[Structured figure records]
┌──
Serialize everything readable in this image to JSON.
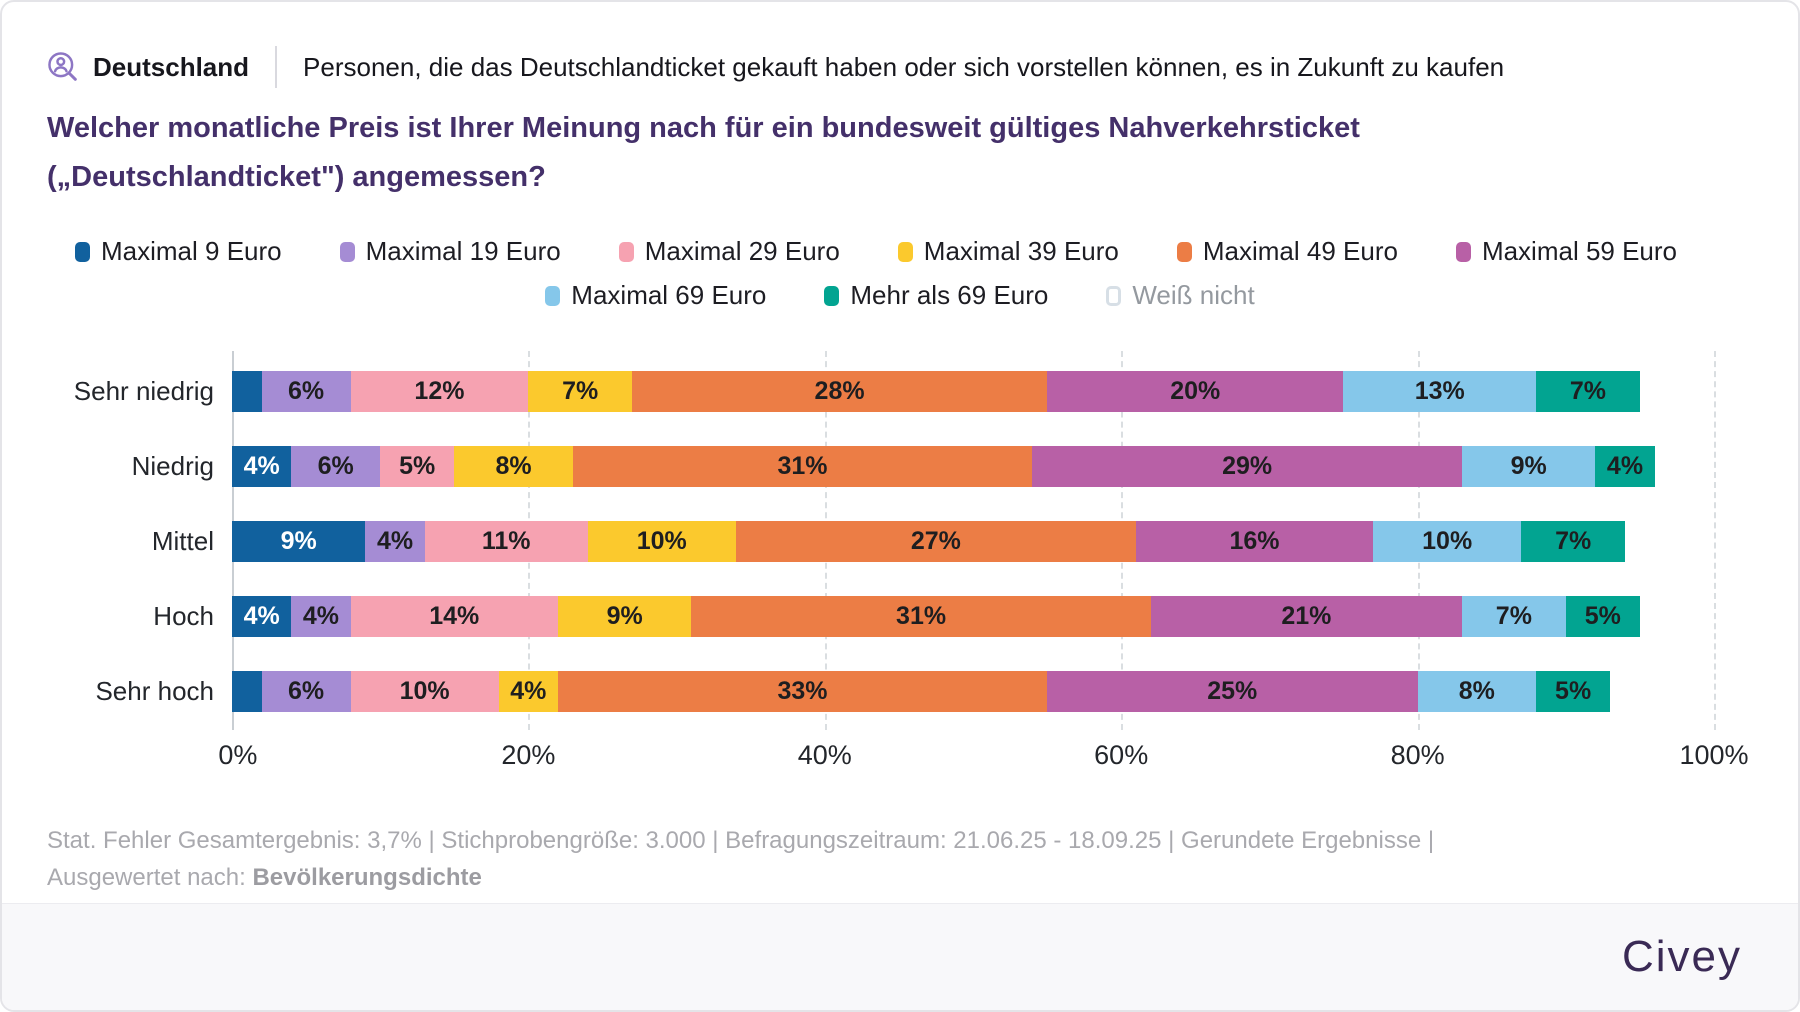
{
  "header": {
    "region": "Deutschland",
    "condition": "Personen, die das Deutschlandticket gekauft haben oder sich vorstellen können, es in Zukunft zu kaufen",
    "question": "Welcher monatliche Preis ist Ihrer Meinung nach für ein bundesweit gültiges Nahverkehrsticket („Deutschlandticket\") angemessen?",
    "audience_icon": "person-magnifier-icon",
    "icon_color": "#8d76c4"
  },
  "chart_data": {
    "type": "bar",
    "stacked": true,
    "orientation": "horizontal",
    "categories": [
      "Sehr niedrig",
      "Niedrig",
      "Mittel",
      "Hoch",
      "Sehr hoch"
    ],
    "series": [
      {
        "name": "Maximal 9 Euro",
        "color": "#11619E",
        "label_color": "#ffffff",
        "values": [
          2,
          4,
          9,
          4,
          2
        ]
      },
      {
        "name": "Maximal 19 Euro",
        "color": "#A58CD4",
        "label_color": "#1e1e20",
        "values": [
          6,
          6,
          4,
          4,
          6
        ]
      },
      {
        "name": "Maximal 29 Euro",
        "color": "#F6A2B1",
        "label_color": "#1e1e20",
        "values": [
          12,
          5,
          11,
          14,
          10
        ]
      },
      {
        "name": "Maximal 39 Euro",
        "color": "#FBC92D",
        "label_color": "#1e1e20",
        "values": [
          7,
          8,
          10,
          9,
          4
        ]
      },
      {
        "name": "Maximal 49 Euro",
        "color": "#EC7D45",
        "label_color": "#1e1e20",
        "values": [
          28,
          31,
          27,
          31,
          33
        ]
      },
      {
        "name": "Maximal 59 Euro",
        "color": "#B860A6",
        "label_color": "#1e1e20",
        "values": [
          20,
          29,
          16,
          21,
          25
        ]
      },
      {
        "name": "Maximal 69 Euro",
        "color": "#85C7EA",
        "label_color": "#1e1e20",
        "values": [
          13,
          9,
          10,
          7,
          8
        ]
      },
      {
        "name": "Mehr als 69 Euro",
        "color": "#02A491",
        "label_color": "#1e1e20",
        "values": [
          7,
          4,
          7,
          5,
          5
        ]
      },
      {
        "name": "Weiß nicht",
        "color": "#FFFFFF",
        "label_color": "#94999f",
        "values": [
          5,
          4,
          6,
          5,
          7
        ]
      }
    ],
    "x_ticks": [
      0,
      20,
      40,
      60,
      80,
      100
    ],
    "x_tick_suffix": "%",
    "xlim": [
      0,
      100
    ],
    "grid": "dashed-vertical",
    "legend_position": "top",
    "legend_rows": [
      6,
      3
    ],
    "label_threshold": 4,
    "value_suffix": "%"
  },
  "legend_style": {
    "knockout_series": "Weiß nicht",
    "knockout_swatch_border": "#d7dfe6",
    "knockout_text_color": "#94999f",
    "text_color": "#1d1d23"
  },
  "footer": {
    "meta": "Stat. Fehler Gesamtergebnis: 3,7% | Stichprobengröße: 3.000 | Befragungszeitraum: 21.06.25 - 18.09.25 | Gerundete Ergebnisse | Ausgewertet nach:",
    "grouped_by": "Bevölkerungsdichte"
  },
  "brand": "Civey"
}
└──
┌──
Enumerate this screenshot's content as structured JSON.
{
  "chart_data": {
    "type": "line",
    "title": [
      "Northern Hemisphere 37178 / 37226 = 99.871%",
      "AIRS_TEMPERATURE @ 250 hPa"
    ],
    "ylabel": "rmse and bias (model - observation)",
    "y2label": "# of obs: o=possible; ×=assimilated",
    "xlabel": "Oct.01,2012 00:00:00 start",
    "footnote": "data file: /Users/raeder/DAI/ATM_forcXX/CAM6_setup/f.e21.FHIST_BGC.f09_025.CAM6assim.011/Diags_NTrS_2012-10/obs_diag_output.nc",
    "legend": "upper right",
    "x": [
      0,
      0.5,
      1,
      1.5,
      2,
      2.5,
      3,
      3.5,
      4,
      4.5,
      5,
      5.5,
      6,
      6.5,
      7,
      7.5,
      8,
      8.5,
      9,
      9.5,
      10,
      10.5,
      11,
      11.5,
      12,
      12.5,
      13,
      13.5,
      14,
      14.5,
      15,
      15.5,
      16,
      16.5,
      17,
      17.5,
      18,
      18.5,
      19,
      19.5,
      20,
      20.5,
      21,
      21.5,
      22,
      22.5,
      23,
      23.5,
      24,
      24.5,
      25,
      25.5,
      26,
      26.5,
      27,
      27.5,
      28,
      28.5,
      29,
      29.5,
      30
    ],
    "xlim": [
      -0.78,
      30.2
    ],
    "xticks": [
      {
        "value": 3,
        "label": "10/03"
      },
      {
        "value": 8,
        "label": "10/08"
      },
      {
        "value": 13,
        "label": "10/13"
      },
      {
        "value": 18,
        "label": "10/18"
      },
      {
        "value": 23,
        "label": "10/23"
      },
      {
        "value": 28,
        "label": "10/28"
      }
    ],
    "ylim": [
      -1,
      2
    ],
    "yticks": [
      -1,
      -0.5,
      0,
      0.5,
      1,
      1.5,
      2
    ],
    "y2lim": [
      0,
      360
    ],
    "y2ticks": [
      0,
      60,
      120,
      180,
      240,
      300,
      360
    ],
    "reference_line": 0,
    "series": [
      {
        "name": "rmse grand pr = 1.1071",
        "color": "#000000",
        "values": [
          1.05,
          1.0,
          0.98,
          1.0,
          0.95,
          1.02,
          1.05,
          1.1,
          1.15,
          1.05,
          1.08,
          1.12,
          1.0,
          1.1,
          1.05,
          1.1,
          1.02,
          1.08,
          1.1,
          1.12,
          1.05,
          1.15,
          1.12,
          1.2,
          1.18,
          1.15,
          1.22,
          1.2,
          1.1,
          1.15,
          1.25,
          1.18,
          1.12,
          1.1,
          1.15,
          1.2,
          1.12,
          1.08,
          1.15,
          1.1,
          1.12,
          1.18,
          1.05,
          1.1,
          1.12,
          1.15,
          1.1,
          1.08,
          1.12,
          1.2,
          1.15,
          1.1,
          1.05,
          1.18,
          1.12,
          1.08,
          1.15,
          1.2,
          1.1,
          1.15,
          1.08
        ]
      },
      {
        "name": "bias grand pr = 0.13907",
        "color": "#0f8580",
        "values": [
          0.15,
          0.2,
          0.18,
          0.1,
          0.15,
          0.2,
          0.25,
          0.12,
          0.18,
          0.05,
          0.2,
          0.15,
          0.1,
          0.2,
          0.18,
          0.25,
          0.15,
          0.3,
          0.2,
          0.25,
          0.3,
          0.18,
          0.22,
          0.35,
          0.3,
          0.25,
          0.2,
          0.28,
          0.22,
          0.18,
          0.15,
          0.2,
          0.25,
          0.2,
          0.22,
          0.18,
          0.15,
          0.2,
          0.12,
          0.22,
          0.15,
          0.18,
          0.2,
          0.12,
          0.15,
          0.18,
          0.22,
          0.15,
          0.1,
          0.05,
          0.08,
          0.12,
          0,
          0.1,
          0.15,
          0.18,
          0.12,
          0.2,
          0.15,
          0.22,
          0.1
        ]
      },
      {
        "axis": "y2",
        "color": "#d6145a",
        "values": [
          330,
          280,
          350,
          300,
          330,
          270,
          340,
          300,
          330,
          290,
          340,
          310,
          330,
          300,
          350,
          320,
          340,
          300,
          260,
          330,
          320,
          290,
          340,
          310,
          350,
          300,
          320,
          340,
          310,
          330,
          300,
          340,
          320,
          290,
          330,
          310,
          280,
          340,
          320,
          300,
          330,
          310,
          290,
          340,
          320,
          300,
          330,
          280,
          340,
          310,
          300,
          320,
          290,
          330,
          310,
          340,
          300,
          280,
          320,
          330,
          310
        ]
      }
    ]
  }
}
└──
┌──
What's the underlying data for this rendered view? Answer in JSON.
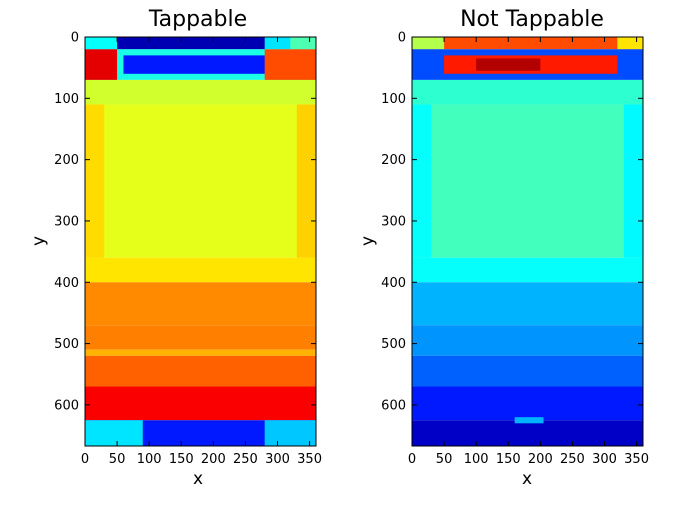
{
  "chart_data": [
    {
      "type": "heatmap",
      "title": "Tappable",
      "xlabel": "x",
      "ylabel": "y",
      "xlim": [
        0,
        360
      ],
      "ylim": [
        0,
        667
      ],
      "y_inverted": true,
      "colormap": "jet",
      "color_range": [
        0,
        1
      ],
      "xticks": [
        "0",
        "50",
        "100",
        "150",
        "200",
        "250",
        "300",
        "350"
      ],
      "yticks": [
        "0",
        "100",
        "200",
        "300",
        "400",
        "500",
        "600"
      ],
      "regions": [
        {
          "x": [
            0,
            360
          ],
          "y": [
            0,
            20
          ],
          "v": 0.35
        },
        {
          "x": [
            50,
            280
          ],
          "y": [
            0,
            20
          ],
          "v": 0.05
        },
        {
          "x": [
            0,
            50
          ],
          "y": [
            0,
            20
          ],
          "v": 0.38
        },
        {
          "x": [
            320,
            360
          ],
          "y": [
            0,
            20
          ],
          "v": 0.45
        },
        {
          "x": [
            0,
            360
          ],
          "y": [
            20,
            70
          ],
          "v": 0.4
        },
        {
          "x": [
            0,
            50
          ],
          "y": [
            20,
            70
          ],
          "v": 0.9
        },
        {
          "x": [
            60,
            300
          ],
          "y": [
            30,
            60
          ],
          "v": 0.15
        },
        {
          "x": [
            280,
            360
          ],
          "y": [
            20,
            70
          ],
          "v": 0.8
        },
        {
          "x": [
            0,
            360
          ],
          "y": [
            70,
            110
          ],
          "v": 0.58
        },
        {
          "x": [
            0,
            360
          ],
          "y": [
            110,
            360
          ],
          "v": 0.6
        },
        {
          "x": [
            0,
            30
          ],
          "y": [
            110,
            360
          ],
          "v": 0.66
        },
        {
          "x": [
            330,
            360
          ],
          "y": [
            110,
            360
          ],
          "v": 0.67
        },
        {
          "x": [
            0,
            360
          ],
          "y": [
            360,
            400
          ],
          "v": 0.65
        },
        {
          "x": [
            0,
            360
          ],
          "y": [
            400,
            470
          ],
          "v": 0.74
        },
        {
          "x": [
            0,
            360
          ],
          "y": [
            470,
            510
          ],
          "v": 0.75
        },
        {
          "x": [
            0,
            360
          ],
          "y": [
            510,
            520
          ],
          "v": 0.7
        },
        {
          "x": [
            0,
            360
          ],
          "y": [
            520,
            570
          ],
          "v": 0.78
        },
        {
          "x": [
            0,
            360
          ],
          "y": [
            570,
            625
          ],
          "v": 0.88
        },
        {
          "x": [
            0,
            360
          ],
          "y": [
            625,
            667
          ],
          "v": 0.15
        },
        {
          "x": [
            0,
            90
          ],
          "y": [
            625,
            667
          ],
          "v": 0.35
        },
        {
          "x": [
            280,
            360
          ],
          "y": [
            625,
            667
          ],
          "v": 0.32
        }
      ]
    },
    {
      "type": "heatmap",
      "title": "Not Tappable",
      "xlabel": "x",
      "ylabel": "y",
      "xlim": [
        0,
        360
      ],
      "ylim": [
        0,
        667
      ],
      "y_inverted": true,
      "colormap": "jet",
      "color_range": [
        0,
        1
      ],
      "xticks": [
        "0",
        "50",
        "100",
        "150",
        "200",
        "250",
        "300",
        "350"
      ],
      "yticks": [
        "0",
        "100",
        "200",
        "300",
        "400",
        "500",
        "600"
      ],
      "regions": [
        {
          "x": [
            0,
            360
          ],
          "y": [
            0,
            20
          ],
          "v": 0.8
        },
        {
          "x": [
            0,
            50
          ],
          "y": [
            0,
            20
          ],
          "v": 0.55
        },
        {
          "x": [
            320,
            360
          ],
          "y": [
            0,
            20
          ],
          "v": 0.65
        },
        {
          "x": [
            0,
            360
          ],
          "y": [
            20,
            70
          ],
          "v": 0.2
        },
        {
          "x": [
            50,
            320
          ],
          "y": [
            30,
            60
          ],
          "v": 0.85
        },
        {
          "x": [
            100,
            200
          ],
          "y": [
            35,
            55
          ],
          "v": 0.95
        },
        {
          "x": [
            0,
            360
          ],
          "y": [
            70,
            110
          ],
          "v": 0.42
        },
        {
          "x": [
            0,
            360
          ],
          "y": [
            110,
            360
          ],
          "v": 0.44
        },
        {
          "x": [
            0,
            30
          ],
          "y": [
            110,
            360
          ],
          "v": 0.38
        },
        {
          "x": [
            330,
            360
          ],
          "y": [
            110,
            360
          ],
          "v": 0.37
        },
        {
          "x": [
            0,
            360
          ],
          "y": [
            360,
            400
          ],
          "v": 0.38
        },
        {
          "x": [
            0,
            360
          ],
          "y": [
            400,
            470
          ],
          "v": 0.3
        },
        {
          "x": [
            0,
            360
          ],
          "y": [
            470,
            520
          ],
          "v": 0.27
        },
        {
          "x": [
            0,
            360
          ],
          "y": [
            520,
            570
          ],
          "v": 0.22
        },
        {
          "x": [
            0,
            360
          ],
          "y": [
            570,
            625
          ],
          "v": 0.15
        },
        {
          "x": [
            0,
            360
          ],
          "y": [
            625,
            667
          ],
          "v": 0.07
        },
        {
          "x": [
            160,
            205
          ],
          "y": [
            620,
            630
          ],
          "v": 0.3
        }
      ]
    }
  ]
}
└──
* Work required *
Say the number of lines in the listing that hold "Deutschlandticket", with no added words.

* In response *
2